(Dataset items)
____

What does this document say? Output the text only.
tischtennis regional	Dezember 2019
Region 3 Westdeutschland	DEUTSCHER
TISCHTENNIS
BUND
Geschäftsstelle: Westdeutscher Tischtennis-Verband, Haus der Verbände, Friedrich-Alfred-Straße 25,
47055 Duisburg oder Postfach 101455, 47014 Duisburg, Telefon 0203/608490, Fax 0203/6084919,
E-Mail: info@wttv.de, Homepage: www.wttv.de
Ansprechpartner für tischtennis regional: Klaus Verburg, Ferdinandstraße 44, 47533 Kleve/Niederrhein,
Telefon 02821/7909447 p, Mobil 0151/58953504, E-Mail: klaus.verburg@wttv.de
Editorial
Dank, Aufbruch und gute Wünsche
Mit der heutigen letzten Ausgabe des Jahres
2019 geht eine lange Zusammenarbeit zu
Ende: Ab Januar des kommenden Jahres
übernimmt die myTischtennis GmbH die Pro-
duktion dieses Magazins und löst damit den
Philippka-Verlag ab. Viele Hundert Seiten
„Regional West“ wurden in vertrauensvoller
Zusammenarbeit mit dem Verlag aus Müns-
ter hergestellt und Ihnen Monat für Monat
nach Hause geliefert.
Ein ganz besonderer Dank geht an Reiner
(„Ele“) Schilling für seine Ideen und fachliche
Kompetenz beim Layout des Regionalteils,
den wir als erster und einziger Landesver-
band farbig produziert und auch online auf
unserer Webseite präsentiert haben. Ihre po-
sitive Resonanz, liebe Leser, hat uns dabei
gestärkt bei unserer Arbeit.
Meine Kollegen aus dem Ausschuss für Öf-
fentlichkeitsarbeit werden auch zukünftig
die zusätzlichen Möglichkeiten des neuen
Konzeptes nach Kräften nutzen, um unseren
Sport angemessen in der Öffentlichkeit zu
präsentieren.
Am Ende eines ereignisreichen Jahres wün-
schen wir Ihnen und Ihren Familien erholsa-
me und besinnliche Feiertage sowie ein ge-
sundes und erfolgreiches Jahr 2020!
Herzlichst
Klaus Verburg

____

| DIRECTIONS |
Return the material exactly as it stands.

| SOLVED PROBLEM |
What does this document say? Output the text only.
tischtennis regional	Dezember 2019
Region 3 Westdeutschland	DEUTSCHER
TISCHTENNIS
BUND
Geschäftsstelle: Westdeutscher Tischtennis-Verband, Haus der Verbände, Friedrich-Alfred-Straße 25,
47055 Duisburg oder Postfach 101455, 47014 Duisburg, Telefon 0203/608490, Fax 0203/6084919,
E-Mail: info@wttv.de, Homepage: www.wttv.de
Ansprechpartner für tischtennis regional: Klaus Verburg, Ferdinandstraße 44, 47533 Kleve/Niederrhein,
Telefon 02821/7909447 p, Mobil 0151/58953504, E-Mail: klaus.verburg@wttv.de
Editorial
Dank, Aufbruch und gute Wünsche
Mit der heutigen letzten Ausgabe des Jahres
2019 geht eine lange Zusammenarbeit zu
Ende: Ab Januar des kommenden Jahres
übernimmt die myTischtennis GmbH die Pro-
duktion dieses Magazins und löst damit den
Philippka-Verlag ab. Viele Hundert Seiten
„Regional West“ wurden in vertrauensvoller
Zusammenarbeit mit dem Verlag aus Müns-
ter hergestellt und Ihnen Monat für Monat
nach Hause geliefert.
Ein ganz besonderer Dank geht an Reiner
(„Ele“) Schilling für seine Ideen und fachliche
Kompetenz beim Layout des Regionalteils,
den wir als erster und einziger Landesver-
band farbig produziert und auch online auf
unserer Webseite präsentiert haben. Ihre po-
sitive Resonanz, liebe Leser, hat uns dabei
gestärkt bei unserer Arbeit.
Meine Kollegen aus dem Ausschuss für Öf-
fentlichkeitsarbeit werden auch zukünftig
die zusätzlichen Möglichkeiten des neuen
Konzeptes nach Kräften nutzen, um unseren
Sport angemessen in der Öffentlichkeit zu
präsentieren.
Am Ende eines ereignisreichen Jahres wün-
schen wir Ihnen und Ihren Familien erholsa-
me und besinnliche Feiertage sowie ein ge-
sundes und erfolgreiches Jahr 2020!
Herzlichst
Klaus Verburg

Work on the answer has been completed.